▶ [Task statement]
Reproduce the material exactly, omitting nothing.

▶ [Information shown]
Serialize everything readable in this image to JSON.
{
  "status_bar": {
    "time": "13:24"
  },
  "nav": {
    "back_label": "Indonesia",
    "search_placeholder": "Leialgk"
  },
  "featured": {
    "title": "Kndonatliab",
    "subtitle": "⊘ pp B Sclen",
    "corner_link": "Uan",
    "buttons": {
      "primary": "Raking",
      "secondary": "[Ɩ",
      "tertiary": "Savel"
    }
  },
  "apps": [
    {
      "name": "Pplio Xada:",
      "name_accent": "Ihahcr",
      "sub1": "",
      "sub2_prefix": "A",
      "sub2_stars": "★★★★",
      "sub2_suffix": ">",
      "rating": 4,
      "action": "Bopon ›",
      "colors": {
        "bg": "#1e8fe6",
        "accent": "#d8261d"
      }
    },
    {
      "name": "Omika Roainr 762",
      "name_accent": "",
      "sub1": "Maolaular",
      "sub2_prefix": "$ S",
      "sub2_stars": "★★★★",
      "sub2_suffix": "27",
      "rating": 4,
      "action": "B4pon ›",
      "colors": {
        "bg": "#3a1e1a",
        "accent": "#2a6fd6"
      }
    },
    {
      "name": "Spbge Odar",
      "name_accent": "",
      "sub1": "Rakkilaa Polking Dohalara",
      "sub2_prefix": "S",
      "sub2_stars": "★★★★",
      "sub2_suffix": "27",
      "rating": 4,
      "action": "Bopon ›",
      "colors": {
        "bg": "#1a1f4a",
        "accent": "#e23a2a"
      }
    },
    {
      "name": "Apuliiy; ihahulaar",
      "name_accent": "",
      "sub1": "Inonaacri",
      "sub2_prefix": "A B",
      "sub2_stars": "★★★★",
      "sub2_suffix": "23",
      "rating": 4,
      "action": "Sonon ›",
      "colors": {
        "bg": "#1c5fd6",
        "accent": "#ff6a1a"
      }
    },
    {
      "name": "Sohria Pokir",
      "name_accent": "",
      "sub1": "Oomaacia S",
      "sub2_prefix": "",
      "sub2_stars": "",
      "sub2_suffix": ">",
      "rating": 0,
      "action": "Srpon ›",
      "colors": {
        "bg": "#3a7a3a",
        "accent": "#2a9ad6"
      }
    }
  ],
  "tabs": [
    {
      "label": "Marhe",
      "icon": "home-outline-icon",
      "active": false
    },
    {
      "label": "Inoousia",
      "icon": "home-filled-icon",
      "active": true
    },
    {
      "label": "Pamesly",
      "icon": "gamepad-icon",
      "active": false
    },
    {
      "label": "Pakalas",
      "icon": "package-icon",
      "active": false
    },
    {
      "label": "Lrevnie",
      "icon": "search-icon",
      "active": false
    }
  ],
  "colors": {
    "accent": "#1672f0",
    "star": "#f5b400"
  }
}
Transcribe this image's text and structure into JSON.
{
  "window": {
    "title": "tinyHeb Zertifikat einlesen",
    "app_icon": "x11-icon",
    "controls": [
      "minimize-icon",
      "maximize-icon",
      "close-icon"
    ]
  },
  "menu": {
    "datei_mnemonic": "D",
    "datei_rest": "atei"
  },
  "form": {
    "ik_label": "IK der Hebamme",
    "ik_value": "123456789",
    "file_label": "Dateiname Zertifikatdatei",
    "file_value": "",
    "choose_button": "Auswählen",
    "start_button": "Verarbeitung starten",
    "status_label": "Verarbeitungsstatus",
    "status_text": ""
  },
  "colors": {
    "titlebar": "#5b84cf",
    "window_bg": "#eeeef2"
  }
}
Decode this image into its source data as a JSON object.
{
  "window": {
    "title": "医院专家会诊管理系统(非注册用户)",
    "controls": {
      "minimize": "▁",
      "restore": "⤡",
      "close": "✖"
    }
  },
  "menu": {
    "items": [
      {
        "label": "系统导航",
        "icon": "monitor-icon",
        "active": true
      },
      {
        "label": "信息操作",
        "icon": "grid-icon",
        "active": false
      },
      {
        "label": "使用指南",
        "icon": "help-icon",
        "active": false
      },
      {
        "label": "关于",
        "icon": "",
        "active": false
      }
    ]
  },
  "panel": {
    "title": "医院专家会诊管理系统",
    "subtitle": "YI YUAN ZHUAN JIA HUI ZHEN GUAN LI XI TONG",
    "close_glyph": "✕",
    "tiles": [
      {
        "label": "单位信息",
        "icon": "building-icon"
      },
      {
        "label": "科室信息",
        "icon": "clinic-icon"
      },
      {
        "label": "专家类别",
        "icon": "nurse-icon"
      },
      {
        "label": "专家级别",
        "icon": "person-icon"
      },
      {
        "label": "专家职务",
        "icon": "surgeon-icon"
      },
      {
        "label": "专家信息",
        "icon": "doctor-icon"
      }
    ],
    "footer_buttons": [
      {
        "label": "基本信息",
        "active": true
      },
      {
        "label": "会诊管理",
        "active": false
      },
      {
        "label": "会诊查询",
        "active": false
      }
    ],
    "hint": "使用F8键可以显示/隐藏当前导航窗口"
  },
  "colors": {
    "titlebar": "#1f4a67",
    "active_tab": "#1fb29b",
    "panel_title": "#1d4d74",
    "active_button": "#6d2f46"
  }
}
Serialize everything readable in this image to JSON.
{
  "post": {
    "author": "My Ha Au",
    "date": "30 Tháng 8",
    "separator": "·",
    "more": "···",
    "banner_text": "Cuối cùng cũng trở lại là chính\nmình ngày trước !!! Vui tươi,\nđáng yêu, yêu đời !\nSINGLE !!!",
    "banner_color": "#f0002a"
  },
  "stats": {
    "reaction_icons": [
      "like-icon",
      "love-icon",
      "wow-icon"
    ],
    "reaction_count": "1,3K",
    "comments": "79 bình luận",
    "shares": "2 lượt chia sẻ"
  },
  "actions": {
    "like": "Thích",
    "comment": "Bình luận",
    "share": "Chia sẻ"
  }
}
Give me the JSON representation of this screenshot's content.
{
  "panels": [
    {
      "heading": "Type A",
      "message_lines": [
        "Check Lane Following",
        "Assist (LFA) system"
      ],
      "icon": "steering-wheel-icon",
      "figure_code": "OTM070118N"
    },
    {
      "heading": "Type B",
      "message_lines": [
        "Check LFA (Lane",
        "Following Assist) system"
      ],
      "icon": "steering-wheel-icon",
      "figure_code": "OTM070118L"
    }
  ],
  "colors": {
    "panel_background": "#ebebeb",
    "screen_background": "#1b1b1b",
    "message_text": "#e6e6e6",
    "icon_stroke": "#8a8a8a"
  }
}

▶ [Exercise answer]
Serialize everything readable in this image to JSON.
{
  "status_bar": {
    "time": "13:24"
  },
  "nav": {
    "back_label": "Indonesia",
    "search_placeholder": "Leialgk"
  },
  "featured": {
    "title": "Kndonatliab",
    "subtitle": "⊘ pp B Sclen",
    "corner_link": "Uan",
    "buttons": {
      "primary": "Raking",
      "secondary": "[Ɩ",
      "tertiary": "Savel"
    }
  },
  "apps": [
    {
      "name": "Pplio Xada:",
      "name_accent": "Ihahcr",
      "sub1": "",
      "sub2_prefix": "A",
      "sub2_stars": "★★★★",
      "sub2_suffix": ">",
      "rating": 4,
      "action": "Bopon ›",
      "colors": {
        "bg": "#1e8fe6",
        "accent": "#d8261d"
      }
    },
    {
      "name": "Omika Roainr 762",
      "name_accent": "",
      "sub1": "Maolaular",
      "sub2_prefix": "$ S",
      "sub2_stars": "★★★★",
      "sub2_suffix": "27",
      "rating": 4,
      "action": "B4pon ›",
      "colors": {
        "bg": "#3a1e1a",
        "accent": "#2a6fd6"
      }
    },
    {
      "name": "Spbge Odar",
      "name_accent": "",
      "sub1": "Rakkilaa Polking Dohalara",
      "sub2_prefix": "S",
      "sub2_stars": "★★★★",
      "sub2_suffix": "27",
      "rating": 4,
      "action": "Bopon ›",
      "colors": {
        "bg": "#1a1f4a",
        "accent": "#e23a2a"
      }
    },
    {
      "name": "Apuliiy; ihahulaar",
      "name_accent": "",
      "sub1": "Inonaacri",
      "sub2_prefix": "A B",
      "sub2_stars": "★★★★",
      "sub2_suffix": "23",
      "rating": 4,
      "action": "Sonon ›",
      "colors": {
        "bg": "#1c5fd6",
        "accent": "#ff6a1a"
      }
    },
    {
      "name": "Sohria Pokir",
      "name_accent": "",
      "sub1": "Oomaacia S",
      "sub2_prefix": "",
      "sub2_stars": "",
      "sub2_suffix": ">",
      "rating": 0,
      "action": "Srpon ›",
      "colors": {
        "bg": "#3a7a3a",
        "accent": "#2a9ad6"
      }
    }
  ],
  "tabs": [
    {
      "label": "Marhe",
      "icon": "home-outline-icon",
      "active": false
    },
    {
      "label": "Inoousia",
      "icon": "home-filled-icon",
      "active": true
    },
    {
      "label": "Pamesly",
      "icon": "gamepad-icon",
      "active": false
    },
    {
      "label": "Pakalas",
      "icon": "package-icon",
      "active": false
    },
    {
      "label": "Lrevnie",
      "icon": "search-icon",
      "active": false
    }
  ],
  "colors": {
    "accent": "#1672f0",
    "star": "#f5b400"
  }
}
Transcribe this image's text and structure into JSON.
{
  "window": {
    "title": "tinyHeb Zertifikat einlesen",
    "app_icon": "x11-icon",
    "controls": [
      "minimize-icon",
      "maximize-icon",
      "close-icon"
    ]
  },
  "menu": {
    "datei_mnemonic": "D",
    "datei_rest": "atei"
  },
  "form": {
    "ik_label": "IK der Hebamme",
    "ik_value": "123456789",
    "file_label": "Dateiname Zertifikatdatei",
    "file_value": "",
    "choose_button": "Auswählen",
    "start_button": "Verarbeitung starten",
    "status_label": "Verarbeitungsstatus",
    "status_text": ""
  },
  "colors": {
    "titlebar": "#5b84cf",
    "window_bg": "#eeeef2"
  }
}
Decode this image into its source data as a JSON object.
{
  "window": {
    "title": "医院专家会诊管理系统(非注册用户)",
    "controls": {
      "minimize": "▁",
      "restore": "⤡",
      "close": "✖"
    }
  },
  "menu": {
    "items": [
      {
        "label": "系统导航",
        "icon": "monitor-icon",
        "active": true
      },
      {
        "label": "信息操作",
        "icon": "grid-icon",
        "active": false
      },
      {
        "label": "使用指南",
        "icon": "help-icon",
        "active": false
      },
      {
        "label": "关于",
        "icon": "",
        "active": false
      }
    ]
  },
  "panel": {
    "title": "医院专家会诊管理系统",
    "subtitle": "YI YUAN ZHUAN JIA HUI ZHEN GUAN LI XI TONG",
    "close_glyph": "✕",
    "tiles": [
      {
        "label": "单位信息",
        "icon": "building-icon"
      },
      {
        "label": "科室信息",
        "icon": "clinic-icon"
      },
      {
        "label": "专家类别",
        "icon": "nurse-icon"
      },
      {
        "label": "专家级别",
        "icon": "person-icon"
      },
      {
        "label": "专家职务",
        "icon": "surgeon-icon"
      },
      {
        "label": "专家信息",
        "icon": "doctor-icon"
      }
    ],
    "footer_buttons": [
      {
        "label": "基本信息",
        "active": true
      },
      {
        "label": "会诊管理",
        "active": false
      },
      {
        "label": "会诊查询",
        "active": false
      }
    ],
    "hint": "使用F8键可以显示/隐藏当前导航窗口"
  },
  "colors": {
    "titlebar": "#1f4a67",
    "active_tab": "#1fb29b",
    "panel_title": "#1d4d74",
    "active_button": "#6d2f46"
  }
}
Serialize everything readable in this image to JSON.
{
  "post": {
    "author": "My Ha Au",
    "date": "30 Tháng 8",
    "separator": "·",
    "more": "···",
    "banner_text": "Cuối cùng cũng trở lại là chính\nmình ngày trước !!! Vui tươi,\nđáng yêu, yêu đời !\nSINGLE !!!",
    "banner_color": "#f0002a"
  },
  "stats": {
    "reaction_icons": [
      "like-icon",
      "love-icon",
      "wow-icon"
    ],
    "reaction_count": "1,3K",
    "comments": "79 bình luận",
    "shares": "2 lượt chia sẻ"
  },
  "actions": {
    "like": "Thích",
    "comment": "Bình luận",
    "share": "Chia sẻ"
  }
}
Give me the JSON representation of this screenshot's content.
{
  "panels": [
    {
      "heading": "Type A",
      "message_lines": [
        "Check Lane Following",
        "Assist (LFA) system"
      ],
      "icon": "steering-wheel-icon",
      "figure_code": "OTM070118N"
    },
    {
      "heading": "Type B",
      "message_lines": [
        "Check LFA (Lane",
        "Following Assist) system"
      ],
      "icon": "steering-wheel-icon",
      "figure_code": "OTM070118L"
    }
  ],
  "colors": {
    "panel_background": "#ebebeb",
    "screen_background": "#1b1b1b",
    "message_text": "#e6e6e6",
    "icon_stroke": "#8a8a8a"
  }
}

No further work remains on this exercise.